---- DATASET

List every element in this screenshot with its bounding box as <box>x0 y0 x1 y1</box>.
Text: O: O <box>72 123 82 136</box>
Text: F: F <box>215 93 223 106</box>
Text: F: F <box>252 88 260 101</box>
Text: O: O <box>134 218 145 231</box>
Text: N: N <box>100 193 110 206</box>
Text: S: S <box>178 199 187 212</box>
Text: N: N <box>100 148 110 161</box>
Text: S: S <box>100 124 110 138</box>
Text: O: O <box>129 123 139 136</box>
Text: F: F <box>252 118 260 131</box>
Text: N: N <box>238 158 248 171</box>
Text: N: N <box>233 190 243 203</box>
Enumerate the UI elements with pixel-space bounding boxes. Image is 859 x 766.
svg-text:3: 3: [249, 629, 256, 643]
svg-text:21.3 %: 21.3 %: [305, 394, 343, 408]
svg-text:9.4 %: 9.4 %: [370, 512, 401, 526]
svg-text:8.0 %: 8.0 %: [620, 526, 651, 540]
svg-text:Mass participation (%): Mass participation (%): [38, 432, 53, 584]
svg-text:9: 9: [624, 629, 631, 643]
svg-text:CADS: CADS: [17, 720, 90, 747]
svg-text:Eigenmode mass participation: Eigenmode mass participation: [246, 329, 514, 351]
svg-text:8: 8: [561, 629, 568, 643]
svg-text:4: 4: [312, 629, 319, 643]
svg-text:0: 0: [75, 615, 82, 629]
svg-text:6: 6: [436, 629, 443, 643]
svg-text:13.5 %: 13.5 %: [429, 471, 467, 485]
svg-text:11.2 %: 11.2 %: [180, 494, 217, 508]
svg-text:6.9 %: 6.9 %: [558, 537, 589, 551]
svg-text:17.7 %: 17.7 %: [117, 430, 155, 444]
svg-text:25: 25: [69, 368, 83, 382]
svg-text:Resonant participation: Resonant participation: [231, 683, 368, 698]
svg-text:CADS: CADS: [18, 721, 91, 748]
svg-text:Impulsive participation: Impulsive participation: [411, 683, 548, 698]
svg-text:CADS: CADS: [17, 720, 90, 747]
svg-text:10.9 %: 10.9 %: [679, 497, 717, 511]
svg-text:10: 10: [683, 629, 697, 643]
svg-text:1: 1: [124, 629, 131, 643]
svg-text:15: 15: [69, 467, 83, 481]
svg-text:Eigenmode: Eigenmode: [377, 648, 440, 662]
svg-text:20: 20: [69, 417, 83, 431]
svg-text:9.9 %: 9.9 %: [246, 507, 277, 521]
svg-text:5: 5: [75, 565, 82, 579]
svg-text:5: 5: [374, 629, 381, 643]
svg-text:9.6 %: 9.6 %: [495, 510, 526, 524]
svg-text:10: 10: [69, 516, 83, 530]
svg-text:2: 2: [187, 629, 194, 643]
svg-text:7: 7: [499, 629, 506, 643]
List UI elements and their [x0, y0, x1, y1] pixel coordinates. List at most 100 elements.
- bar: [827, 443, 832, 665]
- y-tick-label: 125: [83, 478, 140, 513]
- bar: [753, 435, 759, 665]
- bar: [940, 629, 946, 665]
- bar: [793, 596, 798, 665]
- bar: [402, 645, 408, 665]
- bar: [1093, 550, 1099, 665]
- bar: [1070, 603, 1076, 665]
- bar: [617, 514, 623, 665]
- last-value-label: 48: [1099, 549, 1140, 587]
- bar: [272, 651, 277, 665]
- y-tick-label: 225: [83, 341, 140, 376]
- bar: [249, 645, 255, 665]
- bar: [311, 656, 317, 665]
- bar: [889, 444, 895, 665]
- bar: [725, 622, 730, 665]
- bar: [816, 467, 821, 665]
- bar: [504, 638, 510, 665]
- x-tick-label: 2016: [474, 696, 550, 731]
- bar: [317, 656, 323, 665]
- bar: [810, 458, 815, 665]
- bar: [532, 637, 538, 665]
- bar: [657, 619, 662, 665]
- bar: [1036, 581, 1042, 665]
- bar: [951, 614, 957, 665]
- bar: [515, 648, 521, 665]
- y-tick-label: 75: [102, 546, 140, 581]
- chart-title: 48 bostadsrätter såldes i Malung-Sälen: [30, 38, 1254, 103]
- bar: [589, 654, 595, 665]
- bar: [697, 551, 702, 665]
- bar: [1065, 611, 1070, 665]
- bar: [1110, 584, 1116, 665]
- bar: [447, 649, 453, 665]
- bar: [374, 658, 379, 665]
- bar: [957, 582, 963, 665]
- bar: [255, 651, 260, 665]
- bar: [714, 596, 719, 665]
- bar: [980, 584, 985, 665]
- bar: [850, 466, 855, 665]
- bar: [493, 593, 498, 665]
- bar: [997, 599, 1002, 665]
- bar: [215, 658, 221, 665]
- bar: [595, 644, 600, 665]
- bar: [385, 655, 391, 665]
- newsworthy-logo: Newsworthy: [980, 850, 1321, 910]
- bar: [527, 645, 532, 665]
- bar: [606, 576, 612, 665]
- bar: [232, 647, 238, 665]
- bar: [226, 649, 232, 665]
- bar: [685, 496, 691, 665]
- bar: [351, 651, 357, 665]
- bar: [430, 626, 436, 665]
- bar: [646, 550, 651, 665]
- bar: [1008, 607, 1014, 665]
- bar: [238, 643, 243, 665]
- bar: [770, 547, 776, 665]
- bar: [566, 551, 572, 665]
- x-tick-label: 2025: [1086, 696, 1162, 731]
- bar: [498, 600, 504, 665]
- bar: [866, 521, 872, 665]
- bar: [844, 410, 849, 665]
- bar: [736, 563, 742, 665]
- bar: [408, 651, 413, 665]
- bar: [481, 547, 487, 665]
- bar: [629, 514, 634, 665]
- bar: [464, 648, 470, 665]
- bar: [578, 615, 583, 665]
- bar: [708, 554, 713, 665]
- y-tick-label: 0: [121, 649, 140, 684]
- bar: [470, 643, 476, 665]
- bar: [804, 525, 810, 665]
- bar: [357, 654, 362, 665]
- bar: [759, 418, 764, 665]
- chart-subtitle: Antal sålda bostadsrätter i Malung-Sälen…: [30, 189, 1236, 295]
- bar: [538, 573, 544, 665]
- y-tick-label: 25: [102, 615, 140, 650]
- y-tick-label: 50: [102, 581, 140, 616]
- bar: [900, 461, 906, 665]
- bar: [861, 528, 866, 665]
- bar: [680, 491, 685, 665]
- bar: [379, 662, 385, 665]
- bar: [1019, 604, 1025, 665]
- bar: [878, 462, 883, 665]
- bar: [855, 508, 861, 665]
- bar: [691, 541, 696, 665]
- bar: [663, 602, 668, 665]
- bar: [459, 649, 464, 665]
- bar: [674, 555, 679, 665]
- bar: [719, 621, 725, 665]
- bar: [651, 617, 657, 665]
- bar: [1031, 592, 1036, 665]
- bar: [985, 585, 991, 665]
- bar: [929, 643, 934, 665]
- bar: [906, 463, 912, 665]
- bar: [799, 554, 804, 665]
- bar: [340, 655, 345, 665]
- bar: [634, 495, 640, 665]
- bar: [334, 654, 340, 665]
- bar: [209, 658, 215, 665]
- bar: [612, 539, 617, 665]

--------

Render the stretch of the listing from its start through the line containing "Text: N: N <box>100 193 110 206</box>" as a JSON list of strings, one string per line, with blank lines omitted.

**RESPONSE TO THIS TASK**.
[
  "List every element in this screenshot with its bounding box as <box>x0 y0 x1 y1</box>.",
  "Text: O: O <box>72 123 82 136</box>",
  "Text: F: F <box>215 93 223 106</box>",
  "Text: F: F <box>252 88 260 101</box>",
  "Text: O: O <box>134 218 145 231</box>",
  "Text: N: N <box>100 193 110 206</box>"
]